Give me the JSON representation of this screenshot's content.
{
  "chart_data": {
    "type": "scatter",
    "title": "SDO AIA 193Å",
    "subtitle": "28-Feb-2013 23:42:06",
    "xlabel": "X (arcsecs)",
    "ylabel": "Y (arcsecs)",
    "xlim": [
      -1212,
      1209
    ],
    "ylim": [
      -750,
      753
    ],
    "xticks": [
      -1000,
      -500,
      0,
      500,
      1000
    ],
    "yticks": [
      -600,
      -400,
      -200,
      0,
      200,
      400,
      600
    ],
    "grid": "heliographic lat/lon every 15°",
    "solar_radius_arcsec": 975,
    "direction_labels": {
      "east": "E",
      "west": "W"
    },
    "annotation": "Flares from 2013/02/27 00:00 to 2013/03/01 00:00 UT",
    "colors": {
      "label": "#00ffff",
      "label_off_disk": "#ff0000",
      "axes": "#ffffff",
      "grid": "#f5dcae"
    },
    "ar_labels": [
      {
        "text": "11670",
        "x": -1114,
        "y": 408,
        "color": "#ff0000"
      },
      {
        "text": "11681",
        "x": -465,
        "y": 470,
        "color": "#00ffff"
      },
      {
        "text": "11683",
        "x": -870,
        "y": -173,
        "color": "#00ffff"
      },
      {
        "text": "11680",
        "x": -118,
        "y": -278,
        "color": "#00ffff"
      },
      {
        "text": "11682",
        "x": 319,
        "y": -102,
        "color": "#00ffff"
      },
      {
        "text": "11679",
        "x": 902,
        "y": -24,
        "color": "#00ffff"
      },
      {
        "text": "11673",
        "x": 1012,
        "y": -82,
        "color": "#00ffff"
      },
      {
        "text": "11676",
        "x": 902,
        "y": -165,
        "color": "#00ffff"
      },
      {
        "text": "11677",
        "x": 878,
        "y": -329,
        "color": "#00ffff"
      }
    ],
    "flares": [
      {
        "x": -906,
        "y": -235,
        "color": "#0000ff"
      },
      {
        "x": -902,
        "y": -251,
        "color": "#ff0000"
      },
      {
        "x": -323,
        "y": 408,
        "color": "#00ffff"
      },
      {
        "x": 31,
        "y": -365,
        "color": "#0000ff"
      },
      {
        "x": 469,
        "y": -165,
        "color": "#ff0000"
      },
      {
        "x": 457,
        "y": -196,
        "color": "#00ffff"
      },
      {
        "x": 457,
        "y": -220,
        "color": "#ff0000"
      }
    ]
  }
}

▸ **What this task involves**
Extract the full set of entries word for word.

▸ **Output for this exercise**
Give me the JSON representation of this screenshot's content.
{
  "chart_data": {
    "type": "scatter",
    "title": "SDO AIA 193Å",
    "subtitle": "28-Feb-2013 23:42:06",
    "xlabel": "X (arcsecs)",
    "ylabel": "Y (arcsecs)",
    "xlim": [
      -1212,
      1209
    ],
    "ylim": [
      -750,
      753
    ],
    "xticks": [
      -1000,
      -500,
      0,
      500,
      1000
    ],
    "yticks": [
      -600,
      -400,
      -200,
      0,
      200,
      400,
      600
    ],
    "grid": "heliographic lat/lon every 15°",
    "solar_radius_arcsec": 975,
    "direction_labels": {
      "east": "E",
      "west": "W"
    },
    "annotation": "Flares from 2013/02/27 00:00 to 2013/03/01 00:00 UT",
    "colors": {
      "label": "#00ffff",
      "label_off_disk": "#ff0000",
      "axes": "#ffffff",
      "grid": "#f5dcae"
    },
    "ar_labels": [
      {
        "text": "11670",
        "x": -1114,
        "y": 408,
        "color": "#ff0000"
      },
      {
        "text": "11681",
        "x": -465,
        "y": 470,
        "color": "#00ffff"
      },
      {
        "text": "11683",
        "x": -870,
        "y": -173,
        "color": "#00ffff"
      },
      {
        "text": "11680",
        "x": -118,
        "y": -278,
        "color": "#00ffff"
      },
      {
        "text": "11682",
        "x": 319,
        "y": -102,
        "color": "#00ffff"
      },
      {
        "text": "11679",
        "x": 902,
        "y": -24,
        "color": "#00ffff"
      },
      {
        "text": "11673",
        "x": 1012,
        "y": -82,
        "color": "#00ffff"
      },
      {
        "text": "11676",
        "x": 902,
        "y": -165,
        "color": "#00ffff"
      },
      {
        "text": "11677",
        "x": 878,
        "y": -329,
        "color": "#00ffff"
      }
    ],
    "flares": [
      {
        "x": -906,
        "y": -235,
        "color": "#0000ff"
      },
      {
        "x": -902,
        "y": -251,
        "color": "#ff0000"
      },
      {
        "x": -323,
        "y": 408,
        "color": "#00ffff"
      },
      {
        "x": 31,
        "y": -365,
        "color": "#0000ff"
      },
      {
        "x": 469,
        "y": -165,
        "color": "#ff0000"
      },
      {
        "x": 457,
        "y": -196,
        "color": "#00ffff"
      },
      {
        "x": 457,
        "y": -220,
        "color": "#ff0000"
      }
    ]
  }
}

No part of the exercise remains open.